Work required - For the data below, work out how many lines include the string "Innocent" and report only the number.

Excerpted records -
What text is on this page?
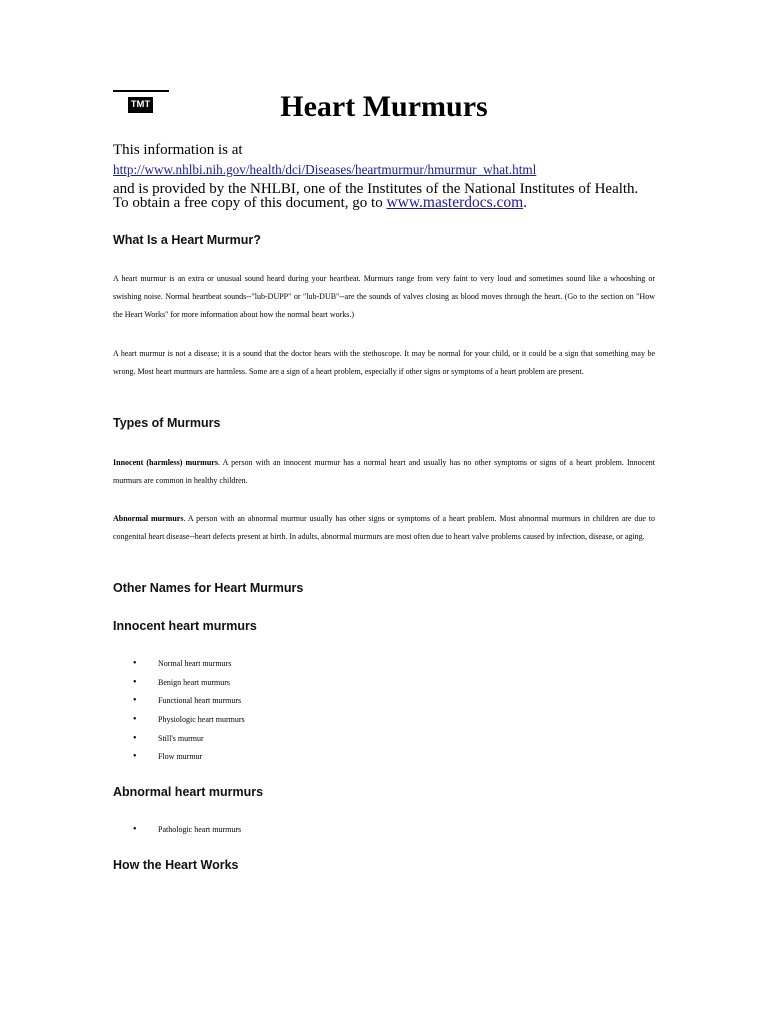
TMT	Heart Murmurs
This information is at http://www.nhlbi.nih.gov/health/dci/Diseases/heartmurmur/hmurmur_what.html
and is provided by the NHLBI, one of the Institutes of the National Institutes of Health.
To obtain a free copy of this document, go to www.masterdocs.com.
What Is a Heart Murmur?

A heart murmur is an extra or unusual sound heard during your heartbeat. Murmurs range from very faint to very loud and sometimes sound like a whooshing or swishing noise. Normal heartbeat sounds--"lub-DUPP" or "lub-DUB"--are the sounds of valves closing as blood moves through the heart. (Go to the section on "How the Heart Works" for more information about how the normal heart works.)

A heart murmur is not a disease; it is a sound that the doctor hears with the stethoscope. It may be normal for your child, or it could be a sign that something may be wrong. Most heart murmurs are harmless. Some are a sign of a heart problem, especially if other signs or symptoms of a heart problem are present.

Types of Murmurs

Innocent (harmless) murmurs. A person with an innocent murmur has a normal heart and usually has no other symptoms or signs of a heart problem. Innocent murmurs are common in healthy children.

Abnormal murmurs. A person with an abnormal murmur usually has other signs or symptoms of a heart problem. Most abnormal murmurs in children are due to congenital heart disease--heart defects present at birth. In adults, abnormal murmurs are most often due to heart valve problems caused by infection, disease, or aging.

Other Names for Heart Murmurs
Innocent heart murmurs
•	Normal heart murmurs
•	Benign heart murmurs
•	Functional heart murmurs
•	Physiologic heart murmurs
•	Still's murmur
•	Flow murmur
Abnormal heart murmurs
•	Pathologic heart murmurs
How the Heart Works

Final answer - 2